* [TO BE DONE]:
A. Answer these questions from the communication resources text:
(i) What project number does the text give?
(ii) Who runs the project?
(iii) Who still dominates the relationships network?
B. Print the part of the communication resources text that begins at the words "The project is" and stops after the words "on their own.".

* [READING TEXT]:
******
Communication resources

Leader: Dr Peter Jacklyn, Communication Coordinator, TS–CRC

Full title: Communication resources for the tropical savannas
Project 4.3.1

Summary | Approach and methods | Importance of CRC network | Communication values | Adaptive communication | Objectives | Outcomes | Outputs | Project team |


The Communication project provides resources that enhance the effectiveness of communication:

  • between partner agency staff and others involved in the Centre’s activities (for example by providing an email newsletter, staff websites and assistance with workshops);
  • between the Centre and its key stakeholders involved in the management and use of the tropical savannas (for example by providing a stakeholder newsletter, plain-English publications, bibliographies and mapping tools) and
  • between the Centre and the broader community (for example by providing promotional and display material and media releases).

The project is run by staff employed directly by the Centre, rather than by staff affiliated with a partner agency.

The TS–CRC is most effective when it adds value to the activities of its partner agencies in achieving its mission i.e. when it operates across jurisdictions, research disciplines, and stakeholder sectors in a research role that individual partner agencies would find difficult to accomplish on their own.

It not only publicises the collaborative research findings of the Centre, but also sources and makes available information resources such as maps, mapping tools, bibliographies, websites, and integrating publications that allow researchers, land managers and land users to look beyond their particular discipline, sector or jurisdiction and work with and learn from other savanna stakeholders.

Approach and methods

The importance of the CRC network

The CRC program is designed to bridge the gap between the culture of research and the culture of research users so that Australian research can be used more effectively in ways that benefit the whole community. In the case of the TS–CRC, the gap between the culture of land-management research and the culture of the users of that research can be enormous. An urban-based researcher, for example, will tend to look at landscapes and value landscapes in very different ways to a remotely-based pastoralist. And both groups will do this in different ways to an Aboriginal land manager—to take just three of the groups involved in land management of the tropical savannas.

The TS–CRC has worked towards better cooperation between these groups by forging links across research disciplines, stakeholder sectors and jurisdictions. Experience has shown that such a task requires good relationships between individuals that can bridge these cultural divides (see Arnott et al. 2001—see Publication and PDF link below), and the TS–CRC has been effective in building a network of good relationships across the tropical savannas.

This network gives a diverse range of researchers, land managers and users ongoing face-to-face relationships, and allows them to work on common tasks such as research projects. This network spreads out beyond the people directly involved with the Centre’s activities to those researchers, land managers and land users who have working and learning relationships with those people who are directly involved.

As far as we can tell, however, this relationships network is still dominated by researchers and agency staff; many associated with biophysical research. The TS–CRC needs to extend this network to a broader range of researchers, to include more socio-economic researchers for example, and to include more land managers and users. In this way the network can better act as a catalyst for more sustainable land management practices across the tropical savannas.
******
* [PROVIDED INFORMATION]:

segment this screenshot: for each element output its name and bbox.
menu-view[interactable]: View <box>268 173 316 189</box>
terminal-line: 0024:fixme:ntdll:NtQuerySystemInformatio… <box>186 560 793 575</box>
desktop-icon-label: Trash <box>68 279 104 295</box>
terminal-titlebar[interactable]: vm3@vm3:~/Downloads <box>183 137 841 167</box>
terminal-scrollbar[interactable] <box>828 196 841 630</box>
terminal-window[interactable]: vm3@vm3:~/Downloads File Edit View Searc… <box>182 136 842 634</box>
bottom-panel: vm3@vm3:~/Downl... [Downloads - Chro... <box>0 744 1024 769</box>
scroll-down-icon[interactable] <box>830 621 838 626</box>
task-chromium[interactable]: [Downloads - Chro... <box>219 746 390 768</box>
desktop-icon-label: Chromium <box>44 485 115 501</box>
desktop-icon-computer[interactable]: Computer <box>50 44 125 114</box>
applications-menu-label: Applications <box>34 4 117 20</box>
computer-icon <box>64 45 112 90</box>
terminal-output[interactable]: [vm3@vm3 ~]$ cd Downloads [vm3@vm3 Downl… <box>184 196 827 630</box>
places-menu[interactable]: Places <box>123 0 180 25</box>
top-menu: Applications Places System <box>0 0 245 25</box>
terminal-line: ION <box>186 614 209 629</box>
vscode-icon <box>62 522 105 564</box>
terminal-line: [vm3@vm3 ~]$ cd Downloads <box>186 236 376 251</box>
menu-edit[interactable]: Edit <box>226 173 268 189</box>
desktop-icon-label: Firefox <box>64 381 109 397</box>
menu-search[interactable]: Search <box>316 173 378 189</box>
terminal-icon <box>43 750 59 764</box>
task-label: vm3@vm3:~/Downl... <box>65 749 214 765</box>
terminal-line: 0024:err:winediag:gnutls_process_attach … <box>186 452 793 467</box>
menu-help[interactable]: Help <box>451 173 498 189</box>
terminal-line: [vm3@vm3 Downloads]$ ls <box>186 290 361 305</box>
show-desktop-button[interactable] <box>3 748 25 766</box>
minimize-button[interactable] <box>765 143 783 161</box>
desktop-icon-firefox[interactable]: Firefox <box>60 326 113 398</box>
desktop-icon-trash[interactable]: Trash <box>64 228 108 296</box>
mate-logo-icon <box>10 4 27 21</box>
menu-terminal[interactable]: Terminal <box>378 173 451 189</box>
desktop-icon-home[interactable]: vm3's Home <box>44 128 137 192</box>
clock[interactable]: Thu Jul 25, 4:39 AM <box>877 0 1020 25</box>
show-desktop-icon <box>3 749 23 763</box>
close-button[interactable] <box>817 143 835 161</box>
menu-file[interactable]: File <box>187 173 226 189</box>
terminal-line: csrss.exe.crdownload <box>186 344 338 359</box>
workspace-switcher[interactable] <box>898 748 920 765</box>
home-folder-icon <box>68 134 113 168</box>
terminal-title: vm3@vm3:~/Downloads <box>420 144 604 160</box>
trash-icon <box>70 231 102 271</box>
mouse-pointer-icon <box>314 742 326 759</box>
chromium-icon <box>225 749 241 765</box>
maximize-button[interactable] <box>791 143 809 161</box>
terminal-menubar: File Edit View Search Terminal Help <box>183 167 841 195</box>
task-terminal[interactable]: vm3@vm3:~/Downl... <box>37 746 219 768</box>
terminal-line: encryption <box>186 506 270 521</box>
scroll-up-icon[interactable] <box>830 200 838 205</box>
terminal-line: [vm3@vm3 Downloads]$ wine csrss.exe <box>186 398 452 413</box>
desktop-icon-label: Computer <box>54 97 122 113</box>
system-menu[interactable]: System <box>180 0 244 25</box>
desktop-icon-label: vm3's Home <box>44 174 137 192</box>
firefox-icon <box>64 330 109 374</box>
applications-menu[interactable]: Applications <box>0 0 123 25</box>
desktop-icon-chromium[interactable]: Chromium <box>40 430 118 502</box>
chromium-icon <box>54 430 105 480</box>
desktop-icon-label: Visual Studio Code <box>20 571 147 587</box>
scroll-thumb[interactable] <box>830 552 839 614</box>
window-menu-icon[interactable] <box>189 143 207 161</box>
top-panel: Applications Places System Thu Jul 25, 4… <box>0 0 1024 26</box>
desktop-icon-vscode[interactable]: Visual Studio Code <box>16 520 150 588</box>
******
* [TASK-BY-TASK OUTPUTS]:
A.
(i) Project 4.3.1
(ii) Staff employed directly by the Centre, rather than staff affiliated with a partner agency.
(iii) Researchers and agency staff, many associated with biophysical research.

B.
The project is run by staff employed directly by the Centre, rather than by staff affiliated with a partner agency.

The TS–CRC is most effective when it adds value to the activities of its partner agencies in achieving its mission i.e. when it operates across jurisdictions, research disciplines, and stakeholder sectors in a research role that individual partner agencies would find difficult to accomplish on their own.